╔══

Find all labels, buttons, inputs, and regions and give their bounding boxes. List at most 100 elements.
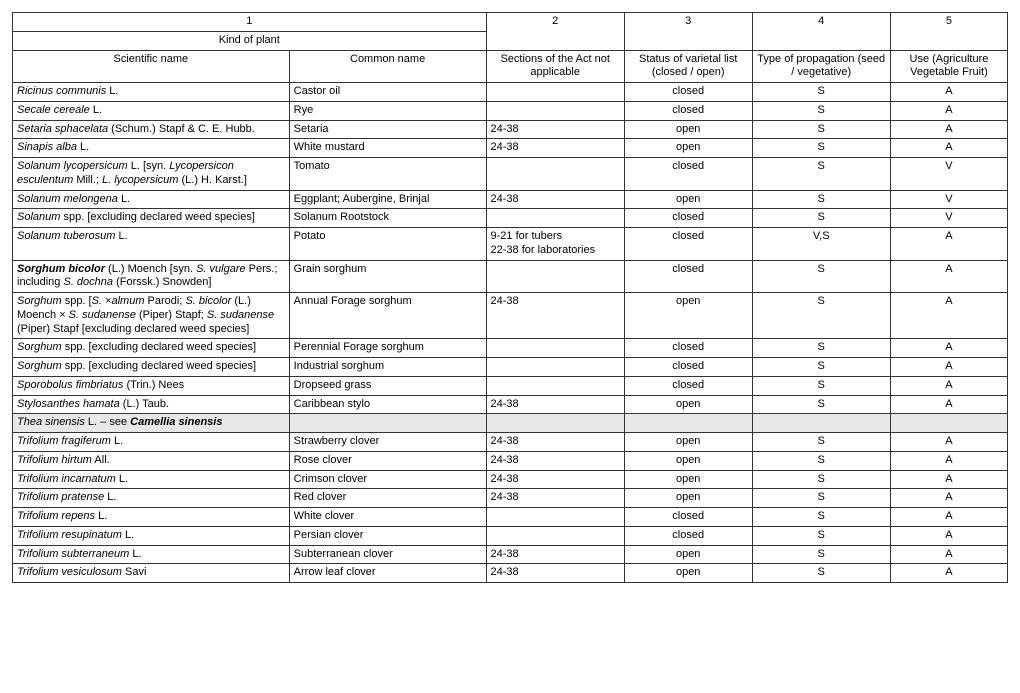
common-name-cell: Solanum Rootstock bbox=[289, 209, 486, 228]
use-cell: A bbox=[890, 470, 1007, 489]
common-name-cell: Annual Forage sorghum bbox=[289, 293, 486, 339]
common-name-cell: Eggplant; Aubergine, Brinjal bbox=[289, 190, 486, 209]
propagation-cell: S bbox=[752, 526, 890, 545]
scientific-name-cell: Sinapis alba L. bbox=[13, 139, 290, 158]
sections-cell bbox=[486, 376, 624, 395]
common-name-cell: Potato bbox=[289, 228, 486, 261]
common-name-cell: Grain sorghum bbox=[289, 260, 486, 293]
header-col3-number: 3 bbox=[624, 13, 752, 51]
common-name-cell: Setaria bbox=[289, 120, 486, 139]
sections-cell: 24-38 bbox=[486, 190, 624, 209]
sections-cell: 24-38 bbox=[486, 564, 624, 583]
sections-cell: 9-21 for tubers 22-38 for laboratories bbox=[486, 228, 624, 261]
table-row: Solanum lycopersicum L. [syn. Lycopersic… bbox=[13, 158, 1008, 191]
sections-cell: 24-38 bbox=[486, 489, 624, 508]
propagation-cell: V,S bbox=[752, 228, 890, 261]
table-row: Trifolium fragiferum L.Strawberry clover… bbox=[13, 433, 1008, 452]
sections-cell: 24-38 bbox=[486, 120, 624, 139]
use-cell: A bbox=[890, 101, 1007, 120]
scientific-name-cell: Trifolium subterraneum L. bbox=[13, 545, 290, 564]
propagation-cell: S bbox=[752, 489, 890, 508]
use-cell: A bbox=[890, 545, 1007, 564]
sections-cell bbox=[486, 83, 624, 102]
header-common-name: Common name bbox=[289, 50, 486, 83]
table-row: Sorghum spp. [S. ×almum Parodi; S. bicol… bbox=[13, 293, 1008, 339]
header-use: Use (Agriculture Vegetable Fruit) bbox=[890, 50, 1007, 83]
table-row: Solanum tuberosum L.Potato9-21 for tuber… bbox=[13, 228, 1008, 261]
use-cell: A bbox=[890, 260, 1007, 293]
table-row: Sorghum bicolor (L.) Moench [syn. S. vul… bbox=[13, 260, 1008, 293]
table-row: Setaria sphacelata (Schum.) Stapf & C. E… bbox=[13, 120, 1008, 139]
sections-cell: 24-38 bbox=[486, 395, 624, 414]
propagation-cell: S bbox=[752, 433, 890, 452]
scientific-name-cell: Sporobolus fimbriatus (Trin.) Nees bbox=[13, 376, 290, 395]
status-cell: closed bbox=[624, 228, 752, 261]
propagation-cell: S bbox=[752, 395, 890, 414]
use-cell: A bbox=[890, 339, 1007, 358]
sections-cell: 24-38 bbox=[486, 451, 624, 470]
propagation-cell: S bbox=[752, 209, 890, 228]
status-cell: open bbox=[624, 545, 752, 564]
propagation-cell: S bbox=[752, 358, 890, 377]
sections-cell: 24-38 bbox=[486, 545, 624, 564]
scientific-name-cell: Trifolium pratense L. bbox=[13, 489, 290, 508]
use-cell: V bbox=[890, 209, 1007, 228]
table-row: Sinapis alba L.White mustard24-38openSA bbox=[13, 139, 1008, 158]
use-cell: V bbox=[890, 158, 1007, 191]
header-kind-of-plant: Kind of plant bbox=[13, 31, 487, 50]
table-row: Solanum spp. [excluding declared weed sp… bbox=[13, 209, 1008, 228]
propagation-cell: S bbox=[752, 545, 890, 564]
propagation-cell: S bbox=[752, 139, 890, 158]
header-sections: Sections of the Act not applicable bbox=[486, 50, 624, 83]
common-name-cell: Subterranean clover bbox=[289, 545, 486, 564]
propagation-cell: S bbox=[752, 508, 890, 527]
status-cell: open bbox=[624, 139, 752, 158]
scientific-name-cell: Sorghum spp. [excluding declared weed sp… bbox=[13, 339, 290, 358]
common-name-cell: Castor oil bbox=[289, 83, 486, 102]
table-row: Trifolium pratense L.Red clover24-38open… bbox=[13, 489, 1008, 508]
status-cell: open bbox=[624, 190, 752, 209]
use-cell: A bbox=[890, 526, 1007, 545]
sections-cell bbox=[486, 101, 624, 120]
common-name-cell: Persian clover bbox=[289, 526, 486, 545]
status-cell: closed bbox=[624, 376, 752, 395]
common-name-cell: White mustard bbox=[289, 139, 486, 158]
status-cell: closed bbox=[624, 158, 752, 191]
sections-cell: 24-38 bbox=[486, 470, 624, 489]
propagation-cell: S bbox=[752, 101, 890, 120]
use-cell: V bbox=[890, 190, 1007, 209]
propagation-cell bbox=[752, 414, 890, 433]
common-name-cell: Industrial sorghum bbox=[289, 358, 486, 377]
status-cell: open bbox=[624, 293, 752, 339]
sections-cell bbox=[486, 339, 624, 358]
header-col4-number: 4 bbox=[752, 13, 890, 51]
sections-cell: 24-38 bbox=[486, 139, 624, 158]
table-row: Thea sinensis L. – see Camellia sinensis bbox=[13, 414, 1008, 433]
use-cell: A bbox=[890, 508, 1007, 527]
propagation-cell: S bbox=[752, 190, 890, 209]
sections-cell: 24-38 bbox=[486, 433, 624, 452]
scientific-name-cell: Solanum lycopersicum L. [syn. Lycopersic… bbox=[13, 158, 290, 191]
plant-table: 1 2 3 4 5 Kind of plant Scientific name … bbox=[12, 12, 1008, 583]
table-row: Sporobolus fimbriatus (Trin.) NeesDropse… bbox=[13, 376, 1008, 395]
scientific-name-cell: Sorghum bicolor (L.) Moench [syn. S. vul… bbox=[13, 260, 290, 293]
propagation-cell: S bbox=[752, 564, 890, 583]
status-cell: open bbox=[624, 451, 752, 470]
header-col1-number: 1 bbox=[13, 13, 487, 32]
use-cell: A bbox=[890, 433, 1007, 452]
sections-cell bbox=[486, 158, 624, 191]
propagation-cell: S bbox=[752, 83, 890, 102]
use-cell bbox=[890, 414, 1007, 433]
status-cell: closed bbox=[624, 508, 752, 527]
header-col5-number: 5 bbox=[890, 13, 1007, 51]
sections-cell bbox=[486, 526, 624, 545]
status-cell: closed bbox=[624, 83, 752, 102]
propagation-cell: S bbox=[752, 451, 890, 470]
status-cell: open bbox=[624, 564, 752, 583]
table-row: Trifolium repens L.White cloverclosedSA bbox=[13, 508, 1008, 527]
status-cell: open bbox=[624, 395, 752, 414]
table-row: Secale cereale L.RyeclosedSA bbox=[13, 101, 1008, 120]
sections-cell bbox=[486, 414, 624, 433]
table-row: Sorghum spp. [excluding declared weed sp… bbox=[13, 339, 1008, 358]
header-scientific-name: Scientific name bbox=[13, 50, 290, 83]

╚══

## [Given exercise]
Render every line of the records above as a numbered list, omitting blank lines and leaving out the pictures.

## [Complete response]
1. Find all labels, buttons, inputs, and regions and give their bounding boxes. List at most 100 elements.
2. common-name-cell: Solanum Rootstock bbox=[289, 209, 486, 228]
3. use-cell: A bbox=[890, 470, 1007, 489]
4. common-name-cell: Annual Forage sorghum bbox=[289, 293, 486, 339]
5. common-name-cell: Eggplant; Aubergine, Brinjal bbox=[289, 190, 486, 209]
6. propagation-cell: S bbox=[752, 526, 890, 545]
7. scientific-name-cell: Sinapis alba L. bbox=[13, 139, 290, 158]
8. sections-cell bbox=[486, 376, 624, 395]
9. common-name-cell: Potato bbox=[289, 228, 486, 261]
10. common-name-cell: Grain sorghum bbox=[289, 260, 486, 293]
11. header-col3-number: 3 bbox=[624, 13, 752, 51]
12. common-name-cell: Setaria bbox=[289, 120, 486, 139]
13. sections-cell: 24-38 bbox=[486, 190, 624, 209]
14. sections-cell: 24-38 bbox=[486, 564, 624, 583]
15. sections-cell: 9-21 for tubers 22-38 for laboratories bbox=[486, 228, 624, 261]
16. table-row: Solanum lycopersicum L. [syn. Lycopersic… bbox=[13, 158, 1008, 191]
17. sections-cell: 24-38 bbox=[486, 489, 624, 508]
18. propagation-cell: V,S bbox=[752, 228, 890, 261]
19. table-row: Trifolium fragiferum L.Strawberry clover… bbox=[13, 433, 1008, 452]
20. sections-cell: 24-38 bbox=[486, 120, 624, 139]
21. use-cell: A bbox=[890, 101, 1007, 120]
22. scientific-name-cell: Trifolium subterraneum L. bbox=[13, 545, 290, 564]
23. propagation-cell: S bbox=[752, 489, 890, 508]
24. use-cell: A bbox=[890, 545, 1007, 564]
25. sections-cell bbox=[486, 83, 624, 102]
26. header-common-name: Common name bbox=[289, 50, 486, 83]
27. table-row: Sorghum spp. [S. ×almum Parodi; S. bicol… bbox=[13, 293, 1008, 339]
28. header-use: Use (Agriculture Vegetable Fruit) bbox=[890, 50, 1007, 83]
29. table-row: Solanum tuberosum L.Potato9-21 for tuber… bbox=[13, 228, 1008, 261]
30. use-cell: A bbox=[890, 260, 1007, 293]
31. table-row: Sorghum bicolor (L.) Moench [syn. S. vul… bbox=[13, 260, 1008, 293]
32. table-row: Setaria sphacelata (Schum.) Stapf & C. E… bbox=[13, 120, 1008, 139]
33. sections-cell: 24-38 bbox=[486, 395, 624, 414]
34. propagation-cell: S bbox=[752, 433, 890, 452]
35. scientific-name-cell: Sporobolus fimbriatus (Trin.) Nees bbox=[13, 376, 290, 395]
36. status-cell: closed bbox=[624, 228, 752, 261]
37. propagation-cell: S bbox=[752, 395, 890, 414]
38. use-cell: A bbox=[890, 339, 1007, 358]
39. sections-cell: 24-38 bbox=[486, 451, 624, 470]
40. propagation-cell: S bbox=[752, 209, 890, 228]
41. status-cell: open bbox=[624, 545, 752, 564]
42. propagation-cell: S bbox=[752, 358, 890, 377]
43. sections-cell: 24-38 bbox=[486, 545, 624, 564]
44. scientific-name-cell: Trifolium pratense L. bbox=[13, 489, 290, 508]
45. use-cell: V bbox=[890, 209, 1007, 228]
46. table-row: Sinapis alba L.White mustard24-38openSA bbox=[13, 139, 1008, 158]
47. use-cell: V bbox=[890, 158, 1007, 191]
48. header-kind-of-plant: Kind of plant bbox=[13, 31, 487, 50]
49. table-row: Solanum spp. [excluding declared weed sp… bbox=[13, 209, 1008, 228]
50. propagation-cell: S bbox=[752, 545, 890, 564]
51. propagation-cell: S bbox=[752, 139, 890, 158]
52. header-sections: Sections of the Act not applicable bbox=[486, 50, 624, 83]
53. common-name-cell: Subterranean clover bbox=[289, 545, 486, 564]
54. propagation-cell: S bbox=[752, 508, 890, 527]
55. status-cell: open bbox=[624, 139, 752, 158]
56. scientific-name-cell: Sorghum spp. [excluding declared weed sp… bbox=[13, 339, 290, 358]
57. common-name-cell: Castor oil bbox=[289, 83, 486, 102]
58. table-row: Trifolium pratense L.Red clover24-38open… bbox=[13, 489, 1008, 508]
59. status-cell: open bbox=[624, 190, 752, 209]
60. use-cell: A bbox=[890, 526, 1007, 545]
61. sections-cell bbox=[486, 101, 624, 120]
62. common-name-cell: Persian clover bbox=[289, 526, 486, 545]
63. status-cell: closed bbox=[624, 376, 752, 395]
64. common-name-cell: White mustard bbox=[289, 139, 486, 158]
65. status-cell: closed bbox=[624, 158, 752, 191]
66. sections-cell: 24-38 bbox=[486, 470, 624, 489]
67. propagation-cell: S bbox=[752, 101, 890, 120]
68. use-cell: V bbox=[890, 190, 1007, 209]
69. propagation-cell bbox=[752, 414, 890, 433]
70. common-name-cell: Industrial sorghum bbox=[289, 358, 486, 377]
71. status-cell: open bbox=[624, 293, 752, 339]
72. sections-cell bbox=[486, 339, 624, 358]
73. header-col4-number: 4 bbox=[752, 13, 890, 51]
74. sections-cell: 24-38 bbox=[486, 139, 624, 158]
75. table-row: Thea sinensis L. – see Camellia sinensis bbox=[13, 414, 1008, 433]
76. use-cell: A bbox=[890, 508, 1007, 527]
77. propagation-cell: S bbox=[752, 190, 890, 209]
78. sections-cell: 24-38 bbox=[486, 433, 624, 452]
79. scientific-name-cell: Solanum lycopersicum L. [syn. Lycopersic… bbox=[13, 158, 290, 191]
80. plant-table: 1 2 3 4 5 Kind of plant Scientific name … bbox=[12, 12, 1008, 583]
81. table-row: Sporobolus fimbriatus (Trin.) NeesDropse… bbox=[13, 376, 1008, 395]
82. scientific-name-cell: Sorghum bicolor (L.) Moench [syn. S. vul… bbox=[13, 260, 290, 293]
83. propagation-cell: S bbox=[752, 564, 890, 583]
84. status-cell: open bbox=[624, 451, 752, 470]
85. header-col1-number: 1 bbox=[13, 13, 487, 32]
86. use-cell: A bbox=[890, 433, 1007, 452]
87. sections-cell bbox=[486, 158, 624, 191]
88. propagation-cell: S bbox=[752, 83, 890, 102]
89. use-cell bbox=[890, 414, 1007, 433]
90. status-cell: closed bbox=[624, 508, 752, 527]
91. header-col5-number: 5 bbox=[890, 13, 1007, 51]
92. sections-cell bbox=[486, 526, 624, 545]
93. status-cell: closed bbox=[624, 83, 752, 102]
94. propagation-cell: S bbox=[752, 451, 890, 470]
95. status-cell: open bbox=[624, 564, 752, 583]
96. table-row: Trifolium repens L.White cloverclosedSA bbox=[13, 508, 1008, 527]
97. status-cell: open bbox=[624, 395, 752, 414]
98. table-row: Secale cereale L.RyeclosedSA bbox=[13, 101, 1008, 120]
99. sections-cell bbox=[486, 414, 624, 433]
100. table-row: Sorghum spp. [excluding declared weed sp… bbox=[13, 339, 1008, 358]
101. header-scientific-name: Scientific name bbox=[13, 50, 290, 83]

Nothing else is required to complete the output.